DATA IN THIS EXERCISE
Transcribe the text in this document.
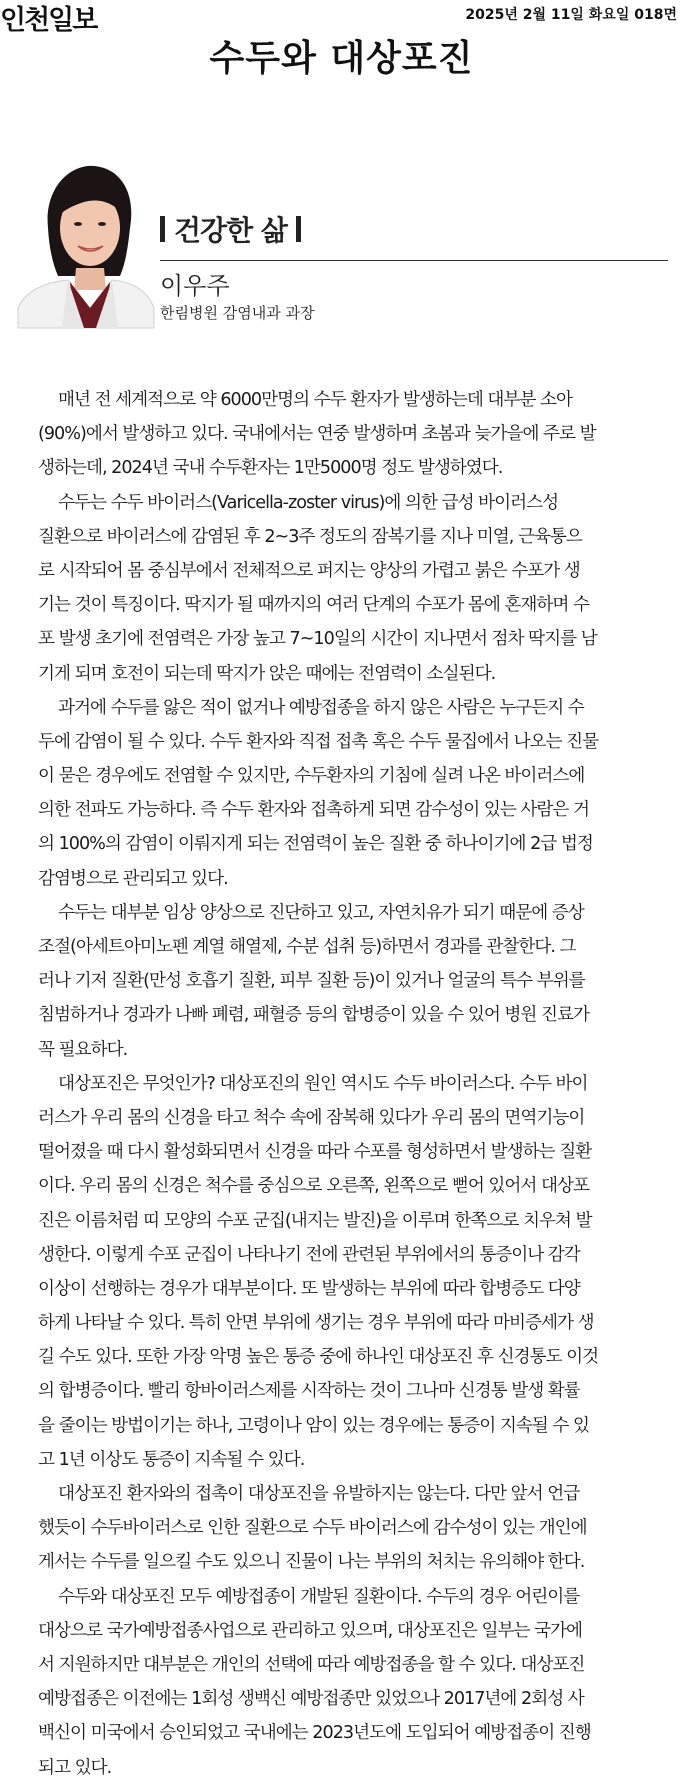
인천일보	2025년 2월 11일 화요일 018면
수두와 대상포진
건강한 삶
이우주
한림병원 감염내과 과장
매년 전 세계적으로 약 6000만명의 수두 환자가 발생하는데 대부분 소아
(90%)에서 발생하고 있다. 국내에서는 연중 발생하며 초봄과 늦가을에 주로 발
생하는데, 2024년 국내 수두환자는 1만5000명 정도 발생하였다.
수두는 수두 바이러스(Varicella-zoster virus)에 의한 급성 바이러스성
질환으로 바이러스에 감염된 후 2~3주 정도의 잠복기를 지나 미열, 근육통으
로 시작되어 몸 중심부에서 전체적으로 퍼지는 양상의 가렵고 붉은 수포가 생
기는 것이 특징이다. 딱지가 될 때까지의 여러 단계의 수포가 몸에 혼재하며 수
포 발생 초기에 전염력은 가장 높고 7~10일의 시간이 지나면서 점차 딱지를 남
기게 되며 호전이 되는데 딱지가 앉은 때에는 전염력이 소실된다.
과거에 수두를 앓은 적이 없거나 예방접종을 하지 않은 사람은 누구든지 수
두에 감염이 될 수 있다. 수두 환자와 직접 접촉 혹은 수두 물집에서 나오는 진물
이 묻은 경우에도 전염할 수 있지만, 수두환자의 기침에 실려 나온 바이러스에
의한 전파도 가능하다. 즉 수두 환자와 접촉하게 되면 감수성이 있는 사람은 거
의 100%의 감염이 이뤄지게 되는 전염력이 높은 질환 중 하나이기에 2급 법정
감염병으로 관리되고 있다.
수두는 대부분 임상 양상으로 진단하고 있고, 자연치유가 되기 때문에 증상
조절(아세트아미노펜 계열 해열제, 수분 섭취 등)하면서 경과를 관찰한다. 그
러나 기저 질환(만성 호흡기 질환, 피부 질환 등)이 있거나 얼굴의 특수 부위를
침범하거나 경과가 나빠 폐렴, 패혈증 등의 합병증이 있을 수 있어 병원 진료가
꼭 필요하다.
대상포진은 무엇인가? 대상포진의 원인 역시도 수두 바이러스다. 수두 바이
러스가 우리 몸의 신경을 타고 척수 속에 잠복해 있다가 우리 몸의 면역기능이
떨어졌을 때 다시 활성화되면서 신경을 따라 수포를 형성하면서 발생하는 질환
이다. 우리 몸의 신경은 척수를 중심으로 오른쪽, 왼쪽으로 뻗어 있어서 대상포
진은 이름처럼 띠 모양의 수포 군집(내지는 발진)을 이루며 한쪽으로 치우쳐 발
생한다. 이렇게 수포 군집이 나타나기 전에 관련된 부위에서의 통증이나 감각
이상이 선행하는 경우가 대부분이다. 또 발생하는 부위에 따라 합병증도 다양
하게 나타날 수 있다. 특히 안면 부위에 생기는 경우 부위에 따라 마비증세가 생
길 수도 있다. 또한 가장 악명 높은 통증 중에 하나인 대상포진 후 신경통도 이것
의 합병증이다. 빨리 항바이러스제를 시작하는 것이 그나마 신경통 발생 확률
을 줄이는 방법이기는 하나, 고령이나 암이 있는 경우에는 통증이 지속될 수 있
고 1년 이상도 통증이 지속될 수 있다.
대상포진 환자와의 접촉이 대상포진을 유발하지는 않는다. 다만 앞서 언급
했듯이 수두바이러스로 인한 질환으로 수두 바이러스에 감수성이 있는 개인에
게서는 수두를 일으킬 수도 있으니 진물이 나는 부위의 처치는 유의해야 한다.
수두와 대상포진 모두 예방접종이 개발된 질환이다. 수두의 경우 어린이를
대상으로 국가예방접종사업으로 관리하고 있으며, 대상포진은 일부는 국가에
서 지원하지만 대부분은 개인의 선택에 따라 예방접종을 할 수 있다. 대상포진
예방접종은 이전에는 1회성 생백신 예방접종만 있었으나 2017년에 2회성 사
백신이 미국에서 승인되었고 국내에는 2023년도에 도입되어 예방접종이 진행
되고 있다.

WORK REQUEST
Using the records above, retype everything exactly except the pictures.

COMPLETED EXERCISE
Transcribe the text in this document.
인천일보	2025년 2월 11일 화요일 018면
수두와 대상포진
건강한 삶
이우주
한림병원 감염내과 과장
매년 전 세계적으로 약 6000만명의 수두 환자가 발생하는데 대부분 소아
(90%)에서 발생하고 있다. 국내에서는 연중 발생하며 초봄과 늦가을에 주로 발
생하는데, 2024년 국내 수두환자는 1만5000명 정도 발생하였다.
수두는 수두 바이러스(Varicella-zoster virus)에 의한 급성 바이러스성
질환으로 바이러스에 감염된 후 2~3주 정도의 잠복기를 지나 미열, 근육통으
로 시작되어 몸 중심부에서 전체적으로 퍼지는 양상의 가렵고 붉은 수포가 생
기는 것이 특징이다. 딱지가 될 때까지의 여러 단계의 수포가 몸에 혼재하며 수
포 발생 초기에 전염력은 가장 높고 7~10일의 시간이 지나면서 점차 딱지를 남
기게 되며 호전이 되는데 딱지가 앉은 때에는 전염력이 소실된다.
과거에 수두를 앓은 적이 없거나 예방접종을 하지 않은 사람은 누구든지 수
두에 감염이 될 수 있다. 수두 환자와 직접 접촉 혹은 수두 물집에서 나오는 진물
이 묻은 경우에도 전염할 수 있지만, 수두환자의 기침에 실려 나온 바이러스에
의한 전파도 가능하다. 즉 수두 환자와 접촉하게 되면 감수성이 있는 사람은 거
의 100%의 감염이 이뤄지게 되는 전염력이 높은 질환 중 하나이기에 2급 법정
감염병으로 관리되고 있다.
수두는 대부분 임상 양상으로 진단하고 있고, 자연치유가 되기 때문에 증상
조절(아세트아미노펜 계열 해열제, 수분 섭취 등)하면서 경과를 관찰한다. 그
러나 기저 질환(만성 호흡기 질환, 피부 질환 등)이 있거나 얼굴의 특수 부위를
침범하거나 경과가 나빠 폐렴, 패혈증 등의 합병증이 있을 수 있어 병원 진료가
꼭 필요하다.
대상포진은 무엇인가? 대상포진의 원인 역시도 수두 바이러스다. 수두 바이
러스가 우리 몸의 신경을 타고 척수 속에 잠복해 있다가 우리 몸의 면역기능이
떨어졌을 때 다시 활성화되면서 신경을 따라 수포를 형성하면서 발생하는 질환
이다. 우리 몸의 신경은 척수를 중심으로 오른쪽, 왼쪽으로 뻗어 있어서 대상포
진은 이름처럼 띠 모양의 수포 군집(내지는 발진)을 이루며 한쪽으로 치우쳐 발
생한다. 이렇게 수포 군집이 나타나기 전에 관련된 부위에서의 통증이나 감각
이상이 선행하는 경우가 대부분이다. 또 발생하는 부위에 따라 합병증도 다양
하게 나타날 수 있다. 특히 안면 부위에 생기는 경우 부위에 따라 마비증세가 생
길 수도 있다. 또한 가장 악명 높은 통증 중에 하나인 대상포진 후 신경통도 이것
의 합병증이다. 빨리 항바이러스제를 시작하는 것이 그나마 신경통 발생 확률
을 줄이는 방법이기는 하나, 고령이나 암이 있는 경우에는 통증이 지속될 수 있
고 1년 이상도 통증이 지속될 수 있다.
대상포진 환자와의 접촉이 대상포진을 유발하지는 않는다. 다만 앞서 언급
했듯이 수두바이러스로 인한 질환으로 수두 바이러스에 감수성이 있는 개인에
게서는 수두를 일으킬 수도 있으니 진물이 나는 부위의 처치는 유의해야 한다.
수두와 대상포진 모두 예방접종이 개발된 질환이다. 수두의 경우 어린이를
대상으로 국가예방접종사업으로 관리하고 있으며, 대상포진은 일부는 국가에
서 지원하지만 대부분은 개인의 선택에 따라 예방접종을 할 수 있다. 대상포진
예방접종은 이전에는 1회성 생백신 예방접종만 있었으나 2017년에 2회성 사
백신이 미국에서 승인되었고 국내에는 2023년도에 도입되어 예방접종이 진행
되고 있다.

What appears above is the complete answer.